> What the task asks: Please copy out the lines from the one containing "List UI elements" through the one containing "series-marker-pecuario xyxy=(635,1068,650,1083)", both included, without changing anything.
====== Stored data
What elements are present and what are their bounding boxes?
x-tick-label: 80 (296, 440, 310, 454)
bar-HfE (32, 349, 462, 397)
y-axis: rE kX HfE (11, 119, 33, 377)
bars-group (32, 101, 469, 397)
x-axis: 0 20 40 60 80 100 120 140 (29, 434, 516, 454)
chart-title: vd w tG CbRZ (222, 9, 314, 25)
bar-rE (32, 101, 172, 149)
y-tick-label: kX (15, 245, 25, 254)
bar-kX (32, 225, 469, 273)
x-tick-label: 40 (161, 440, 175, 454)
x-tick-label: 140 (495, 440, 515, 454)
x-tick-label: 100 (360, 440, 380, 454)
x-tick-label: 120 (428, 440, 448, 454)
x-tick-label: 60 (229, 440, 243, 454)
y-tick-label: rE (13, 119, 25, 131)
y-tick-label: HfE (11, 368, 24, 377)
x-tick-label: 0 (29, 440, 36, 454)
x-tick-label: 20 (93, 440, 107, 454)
============
====== Stored data
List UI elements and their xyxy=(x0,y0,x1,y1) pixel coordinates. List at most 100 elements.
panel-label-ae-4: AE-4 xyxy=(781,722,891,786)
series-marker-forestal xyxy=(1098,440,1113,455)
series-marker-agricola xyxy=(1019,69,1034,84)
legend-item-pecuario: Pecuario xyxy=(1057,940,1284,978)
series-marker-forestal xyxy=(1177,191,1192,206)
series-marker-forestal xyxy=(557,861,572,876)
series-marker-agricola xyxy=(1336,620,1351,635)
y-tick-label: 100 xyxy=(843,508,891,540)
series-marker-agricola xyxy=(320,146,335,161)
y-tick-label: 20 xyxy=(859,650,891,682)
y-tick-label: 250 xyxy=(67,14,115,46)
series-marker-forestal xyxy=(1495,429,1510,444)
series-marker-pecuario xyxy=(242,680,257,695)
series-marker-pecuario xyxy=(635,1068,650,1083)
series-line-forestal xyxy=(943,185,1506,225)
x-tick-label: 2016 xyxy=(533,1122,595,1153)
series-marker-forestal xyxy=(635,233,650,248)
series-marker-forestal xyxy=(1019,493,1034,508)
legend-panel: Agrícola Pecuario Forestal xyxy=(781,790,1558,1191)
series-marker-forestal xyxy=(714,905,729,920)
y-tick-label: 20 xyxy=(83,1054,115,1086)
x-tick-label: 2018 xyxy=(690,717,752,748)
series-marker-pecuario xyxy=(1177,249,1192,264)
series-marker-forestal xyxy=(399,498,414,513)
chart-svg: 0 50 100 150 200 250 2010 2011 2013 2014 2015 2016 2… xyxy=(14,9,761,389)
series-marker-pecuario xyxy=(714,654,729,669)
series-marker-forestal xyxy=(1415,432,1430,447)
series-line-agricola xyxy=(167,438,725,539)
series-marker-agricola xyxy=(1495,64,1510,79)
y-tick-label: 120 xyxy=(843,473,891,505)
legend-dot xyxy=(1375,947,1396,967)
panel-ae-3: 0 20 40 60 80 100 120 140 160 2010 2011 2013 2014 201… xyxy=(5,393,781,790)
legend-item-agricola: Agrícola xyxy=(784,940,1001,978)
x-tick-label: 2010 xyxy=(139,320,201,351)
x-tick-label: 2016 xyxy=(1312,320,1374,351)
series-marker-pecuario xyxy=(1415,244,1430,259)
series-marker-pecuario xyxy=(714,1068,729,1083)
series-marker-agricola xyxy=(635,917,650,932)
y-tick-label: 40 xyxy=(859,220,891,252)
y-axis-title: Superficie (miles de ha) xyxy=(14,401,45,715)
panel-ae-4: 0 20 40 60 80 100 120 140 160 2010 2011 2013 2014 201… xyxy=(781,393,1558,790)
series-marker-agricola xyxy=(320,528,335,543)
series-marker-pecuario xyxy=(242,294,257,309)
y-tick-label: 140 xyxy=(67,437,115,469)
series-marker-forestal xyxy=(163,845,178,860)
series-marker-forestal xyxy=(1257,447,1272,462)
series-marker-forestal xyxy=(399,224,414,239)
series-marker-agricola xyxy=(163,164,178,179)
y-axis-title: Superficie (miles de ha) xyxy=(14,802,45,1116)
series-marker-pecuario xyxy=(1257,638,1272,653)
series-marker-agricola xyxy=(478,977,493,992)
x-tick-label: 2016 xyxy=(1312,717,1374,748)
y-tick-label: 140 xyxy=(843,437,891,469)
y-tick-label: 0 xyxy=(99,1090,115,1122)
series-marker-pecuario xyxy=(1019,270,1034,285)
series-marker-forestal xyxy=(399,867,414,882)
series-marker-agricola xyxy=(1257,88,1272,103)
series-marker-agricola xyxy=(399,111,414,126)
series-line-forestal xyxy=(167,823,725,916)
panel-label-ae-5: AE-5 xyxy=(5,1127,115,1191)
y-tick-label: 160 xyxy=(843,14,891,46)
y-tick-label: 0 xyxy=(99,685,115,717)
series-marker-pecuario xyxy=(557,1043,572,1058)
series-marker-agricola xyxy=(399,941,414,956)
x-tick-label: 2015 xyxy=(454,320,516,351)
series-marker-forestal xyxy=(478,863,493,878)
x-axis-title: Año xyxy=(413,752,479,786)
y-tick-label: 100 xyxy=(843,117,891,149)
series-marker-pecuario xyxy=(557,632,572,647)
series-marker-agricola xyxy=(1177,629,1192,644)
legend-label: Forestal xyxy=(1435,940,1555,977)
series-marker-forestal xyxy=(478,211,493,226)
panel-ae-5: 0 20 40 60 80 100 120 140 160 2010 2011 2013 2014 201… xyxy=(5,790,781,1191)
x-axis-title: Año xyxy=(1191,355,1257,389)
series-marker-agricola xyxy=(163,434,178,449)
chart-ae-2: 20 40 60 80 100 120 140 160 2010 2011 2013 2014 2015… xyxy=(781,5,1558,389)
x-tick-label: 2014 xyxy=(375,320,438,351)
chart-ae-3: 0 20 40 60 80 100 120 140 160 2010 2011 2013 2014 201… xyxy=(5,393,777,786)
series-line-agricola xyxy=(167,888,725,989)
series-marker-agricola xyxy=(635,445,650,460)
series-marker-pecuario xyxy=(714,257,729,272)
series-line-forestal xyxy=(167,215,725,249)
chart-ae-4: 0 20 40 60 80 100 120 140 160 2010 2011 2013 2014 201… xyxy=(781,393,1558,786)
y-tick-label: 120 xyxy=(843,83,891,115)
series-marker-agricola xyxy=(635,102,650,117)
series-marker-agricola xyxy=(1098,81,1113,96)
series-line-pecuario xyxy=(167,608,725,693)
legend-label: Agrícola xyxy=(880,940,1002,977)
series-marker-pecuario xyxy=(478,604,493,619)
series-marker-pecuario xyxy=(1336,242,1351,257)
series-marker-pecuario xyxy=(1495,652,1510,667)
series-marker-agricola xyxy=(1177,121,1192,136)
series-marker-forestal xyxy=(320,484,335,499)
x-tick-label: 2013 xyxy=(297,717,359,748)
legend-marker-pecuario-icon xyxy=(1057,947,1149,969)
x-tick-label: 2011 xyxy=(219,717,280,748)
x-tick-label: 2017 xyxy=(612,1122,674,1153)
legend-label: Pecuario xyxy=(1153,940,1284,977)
============
====== Stored data
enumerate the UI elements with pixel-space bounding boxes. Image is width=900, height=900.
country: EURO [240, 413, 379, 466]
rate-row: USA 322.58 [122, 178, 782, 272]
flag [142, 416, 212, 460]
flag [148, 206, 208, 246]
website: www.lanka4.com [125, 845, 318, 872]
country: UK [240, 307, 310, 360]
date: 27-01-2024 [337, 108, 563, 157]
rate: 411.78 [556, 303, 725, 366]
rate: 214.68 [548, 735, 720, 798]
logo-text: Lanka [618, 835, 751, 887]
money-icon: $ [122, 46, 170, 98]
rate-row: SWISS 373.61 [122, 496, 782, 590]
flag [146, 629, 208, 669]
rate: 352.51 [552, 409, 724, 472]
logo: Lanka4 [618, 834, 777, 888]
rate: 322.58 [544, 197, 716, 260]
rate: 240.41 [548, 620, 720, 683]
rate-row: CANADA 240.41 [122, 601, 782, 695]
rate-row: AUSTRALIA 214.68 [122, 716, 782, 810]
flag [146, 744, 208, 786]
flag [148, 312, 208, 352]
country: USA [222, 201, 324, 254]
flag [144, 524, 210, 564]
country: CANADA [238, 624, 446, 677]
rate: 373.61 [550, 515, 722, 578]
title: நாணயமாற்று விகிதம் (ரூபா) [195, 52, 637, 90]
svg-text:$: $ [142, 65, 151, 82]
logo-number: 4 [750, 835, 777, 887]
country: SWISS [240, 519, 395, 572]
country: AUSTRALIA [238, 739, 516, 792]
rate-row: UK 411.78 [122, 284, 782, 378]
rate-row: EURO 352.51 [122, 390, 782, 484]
============
> Right answer:
List UI elements and their xyxy=(x0,y0,x1,y1) pixel coordinates. List at most 100 elements.
panel-label-ae-4: AE-4 xyxy=(781,722,891,786)
series-marker-forestal xyxy=(1098,440,1113,455)
series-marker-agricola xyxy=(1019,69,1034,84)
legend-item-pecuario: Pecuario xyxy=(1057,940,1284,978)
series-marker-forestal xyxy=(1177,191,1192,206)
series-marker-forestal xyxy=(557,861,572,876)
series-marker-agricola xyxy=(1336,620,1351,635)
y-tick-label: 100 xyxy=(843,508,891,540)
series-marker-agricola xyxy=(320,146,335,161)
y-tick-label: 20 xyxy=(859,650,891,682)
y-tick-label: 250 xyxy=(67,14,115,46)
series-marker-forestal xyxy=(1495,429,1510,444)
series-marker-pecuario xyxy=(242,680,257,695)
series-marker-pecuario xyxy=(635,1068,650,1083)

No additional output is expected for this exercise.